- Records for the exercise -

#####

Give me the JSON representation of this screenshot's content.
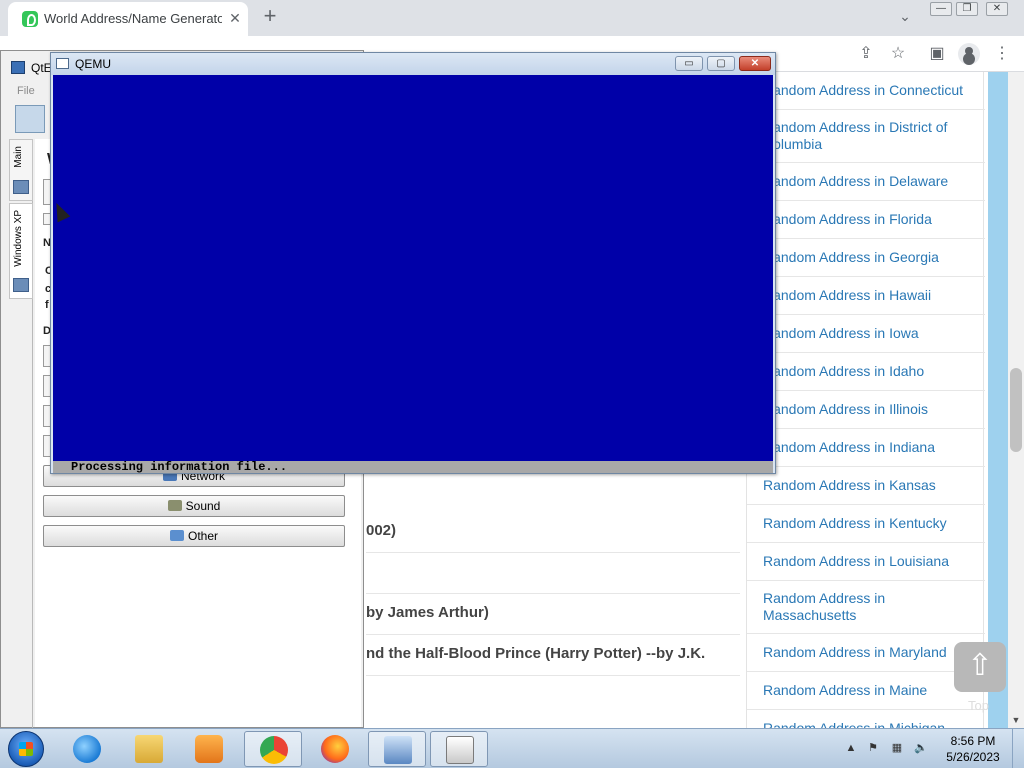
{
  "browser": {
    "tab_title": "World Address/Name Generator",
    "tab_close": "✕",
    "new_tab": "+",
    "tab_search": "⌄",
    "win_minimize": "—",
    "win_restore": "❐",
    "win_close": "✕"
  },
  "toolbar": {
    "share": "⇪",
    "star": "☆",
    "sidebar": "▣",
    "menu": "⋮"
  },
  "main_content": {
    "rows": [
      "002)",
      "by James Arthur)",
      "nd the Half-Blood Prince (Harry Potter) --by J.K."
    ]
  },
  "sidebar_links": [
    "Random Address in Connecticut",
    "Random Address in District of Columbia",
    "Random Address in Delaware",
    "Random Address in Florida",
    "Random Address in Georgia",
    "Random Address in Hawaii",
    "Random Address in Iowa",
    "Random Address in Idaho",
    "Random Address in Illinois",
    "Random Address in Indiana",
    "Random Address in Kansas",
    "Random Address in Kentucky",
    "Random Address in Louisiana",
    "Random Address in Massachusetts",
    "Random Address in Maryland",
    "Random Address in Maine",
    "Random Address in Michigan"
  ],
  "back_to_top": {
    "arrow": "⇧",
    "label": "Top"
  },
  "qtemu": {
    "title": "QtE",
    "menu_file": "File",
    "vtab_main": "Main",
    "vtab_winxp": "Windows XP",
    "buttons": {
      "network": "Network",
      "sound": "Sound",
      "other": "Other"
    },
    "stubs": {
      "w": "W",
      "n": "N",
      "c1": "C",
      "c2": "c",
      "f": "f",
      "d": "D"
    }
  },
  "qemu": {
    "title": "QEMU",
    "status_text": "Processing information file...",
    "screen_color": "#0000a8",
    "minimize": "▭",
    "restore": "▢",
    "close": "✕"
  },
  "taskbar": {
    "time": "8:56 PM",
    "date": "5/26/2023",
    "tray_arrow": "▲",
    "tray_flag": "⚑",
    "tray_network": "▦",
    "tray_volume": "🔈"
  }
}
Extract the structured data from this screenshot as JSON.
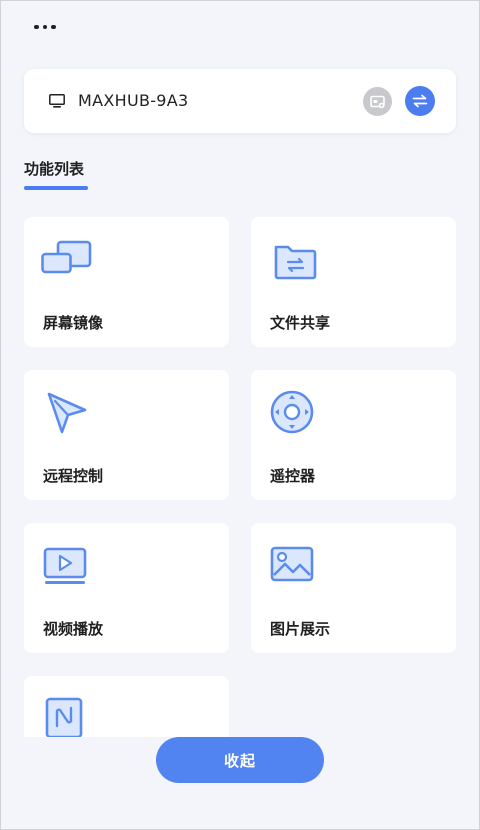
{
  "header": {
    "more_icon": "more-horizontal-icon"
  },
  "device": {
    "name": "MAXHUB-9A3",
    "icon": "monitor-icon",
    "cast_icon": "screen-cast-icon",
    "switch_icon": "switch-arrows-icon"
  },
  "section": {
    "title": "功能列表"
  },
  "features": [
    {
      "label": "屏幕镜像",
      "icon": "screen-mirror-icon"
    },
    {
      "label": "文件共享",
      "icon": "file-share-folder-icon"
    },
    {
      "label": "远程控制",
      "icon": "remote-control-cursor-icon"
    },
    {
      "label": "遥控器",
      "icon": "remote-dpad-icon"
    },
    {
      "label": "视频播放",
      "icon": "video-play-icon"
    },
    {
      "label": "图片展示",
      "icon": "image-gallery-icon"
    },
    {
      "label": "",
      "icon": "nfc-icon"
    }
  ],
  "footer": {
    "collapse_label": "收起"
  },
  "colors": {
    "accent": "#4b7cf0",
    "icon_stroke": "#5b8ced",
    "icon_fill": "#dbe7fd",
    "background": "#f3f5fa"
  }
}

#####

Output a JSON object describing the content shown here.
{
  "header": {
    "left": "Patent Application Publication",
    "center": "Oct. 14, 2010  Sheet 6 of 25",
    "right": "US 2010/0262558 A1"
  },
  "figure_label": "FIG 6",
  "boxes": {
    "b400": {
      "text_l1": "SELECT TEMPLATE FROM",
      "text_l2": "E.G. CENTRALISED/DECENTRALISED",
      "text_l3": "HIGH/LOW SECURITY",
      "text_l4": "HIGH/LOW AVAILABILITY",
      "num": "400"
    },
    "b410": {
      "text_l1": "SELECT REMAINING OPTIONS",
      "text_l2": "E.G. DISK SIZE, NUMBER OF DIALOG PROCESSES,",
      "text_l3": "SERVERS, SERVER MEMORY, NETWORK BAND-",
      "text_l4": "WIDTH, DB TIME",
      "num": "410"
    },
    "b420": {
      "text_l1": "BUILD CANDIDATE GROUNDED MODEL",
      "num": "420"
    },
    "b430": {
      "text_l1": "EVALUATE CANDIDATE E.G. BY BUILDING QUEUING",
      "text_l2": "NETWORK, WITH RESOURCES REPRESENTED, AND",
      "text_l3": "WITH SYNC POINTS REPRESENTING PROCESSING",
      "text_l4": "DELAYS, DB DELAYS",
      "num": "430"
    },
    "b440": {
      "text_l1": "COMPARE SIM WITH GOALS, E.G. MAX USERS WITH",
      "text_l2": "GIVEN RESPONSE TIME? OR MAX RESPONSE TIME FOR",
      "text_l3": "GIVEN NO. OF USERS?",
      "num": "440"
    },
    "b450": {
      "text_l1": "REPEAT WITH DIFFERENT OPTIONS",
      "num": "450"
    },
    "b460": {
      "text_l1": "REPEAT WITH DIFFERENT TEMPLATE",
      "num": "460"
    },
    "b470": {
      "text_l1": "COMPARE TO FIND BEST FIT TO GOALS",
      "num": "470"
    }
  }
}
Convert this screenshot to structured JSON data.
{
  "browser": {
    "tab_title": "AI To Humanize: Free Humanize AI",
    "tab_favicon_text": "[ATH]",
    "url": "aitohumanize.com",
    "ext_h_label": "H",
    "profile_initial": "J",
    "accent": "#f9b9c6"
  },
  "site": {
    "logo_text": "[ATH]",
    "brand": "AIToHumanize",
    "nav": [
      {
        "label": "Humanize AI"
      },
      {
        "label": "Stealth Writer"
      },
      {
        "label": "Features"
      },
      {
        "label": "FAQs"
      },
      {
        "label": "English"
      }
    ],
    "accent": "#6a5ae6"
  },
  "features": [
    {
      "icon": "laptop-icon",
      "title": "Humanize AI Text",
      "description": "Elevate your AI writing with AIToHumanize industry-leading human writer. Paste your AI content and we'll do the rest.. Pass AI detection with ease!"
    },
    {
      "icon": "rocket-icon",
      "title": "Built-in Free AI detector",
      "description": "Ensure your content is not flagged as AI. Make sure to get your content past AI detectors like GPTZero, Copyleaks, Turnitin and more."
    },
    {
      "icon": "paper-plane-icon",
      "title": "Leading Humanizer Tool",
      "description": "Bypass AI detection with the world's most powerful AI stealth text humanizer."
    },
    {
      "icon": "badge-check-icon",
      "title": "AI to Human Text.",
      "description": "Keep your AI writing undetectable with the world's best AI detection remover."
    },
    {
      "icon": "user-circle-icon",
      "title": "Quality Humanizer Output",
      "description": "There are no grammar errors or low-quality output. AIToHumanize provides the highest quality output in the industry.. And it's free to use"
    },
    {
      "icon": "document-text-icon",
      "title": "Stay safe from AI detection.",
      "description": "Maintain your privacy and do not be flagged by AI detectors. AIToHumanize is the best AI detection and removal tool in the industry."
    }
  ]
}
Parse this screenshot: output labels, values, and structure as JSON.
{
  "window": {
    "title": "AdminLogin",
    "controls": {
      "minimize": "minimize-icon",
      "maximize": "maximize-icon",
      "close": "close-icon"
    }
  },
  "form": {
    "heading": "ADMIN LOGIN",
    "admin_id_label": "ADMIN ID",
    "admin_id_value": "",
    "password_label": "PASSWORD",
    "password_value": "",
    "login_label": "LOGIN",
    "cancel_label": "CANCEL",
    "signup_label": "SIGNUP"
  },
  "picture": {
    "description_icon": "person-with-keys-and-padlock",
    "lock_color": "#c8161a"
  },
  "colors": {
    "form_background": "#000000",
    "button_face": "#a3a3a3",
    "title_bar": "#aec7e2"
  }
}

#####

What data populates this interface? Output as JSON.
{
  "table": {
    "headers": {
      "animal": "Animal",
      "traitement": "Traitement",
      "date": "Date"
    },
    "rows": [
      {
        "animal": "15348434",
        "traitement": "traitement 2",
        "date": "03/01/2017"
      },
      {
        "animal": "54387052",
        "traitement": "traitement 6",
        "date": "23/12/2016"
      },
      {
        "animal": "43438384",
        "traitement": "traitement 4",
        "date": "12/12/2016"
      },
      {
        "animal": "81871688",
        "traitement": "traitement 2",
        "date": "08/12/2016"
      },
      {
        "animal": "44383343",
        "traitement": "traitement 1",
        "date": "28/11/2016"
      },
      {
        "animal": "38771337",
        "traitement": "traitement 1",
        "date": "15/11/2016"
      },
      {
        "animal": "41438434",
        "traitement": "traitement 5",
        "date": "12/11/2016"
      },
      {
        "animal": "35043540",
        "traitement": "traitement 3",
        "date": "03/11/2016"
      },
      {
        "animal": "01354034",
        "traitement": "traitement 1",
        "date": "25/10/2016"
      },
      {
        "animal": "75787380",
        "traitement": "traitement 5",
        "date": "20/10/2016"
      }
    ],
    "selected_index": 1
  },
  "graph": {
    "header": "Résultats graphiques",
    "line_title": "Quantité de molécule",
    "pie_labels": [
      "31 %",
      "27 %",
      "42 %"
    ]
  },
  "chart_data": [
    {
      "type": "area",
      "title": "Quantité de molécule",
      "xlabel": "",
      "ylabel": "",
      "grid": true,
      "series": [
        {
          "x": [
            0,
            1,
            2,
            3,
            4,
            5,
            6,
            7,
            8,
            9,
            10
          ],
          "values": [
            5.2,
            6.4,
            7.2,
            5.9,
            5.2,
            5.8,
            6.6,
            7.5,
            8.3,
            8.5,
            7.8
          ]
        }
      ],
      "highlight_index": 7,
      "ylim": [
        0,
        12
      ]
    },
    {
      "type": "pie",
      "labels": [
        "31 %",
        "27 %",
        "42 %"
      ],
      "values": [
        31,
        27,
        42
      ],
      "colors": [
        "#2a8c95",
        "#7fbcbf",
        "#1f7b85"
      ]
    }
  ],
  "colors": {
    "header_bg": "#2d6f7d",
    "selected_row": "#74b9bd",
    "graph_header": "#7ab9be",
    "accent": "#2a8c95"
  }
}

#####

- Work to complete -
Filter the records above for "COMPARE" and copy every matching line.

- Result of the exercise -
      "text_l1": "COMPARE SIM WITH GOALS, E.G. MAX USERS WITH",
      "text_l1": "COMPARE TO FIND BEST FIT TO GOALS",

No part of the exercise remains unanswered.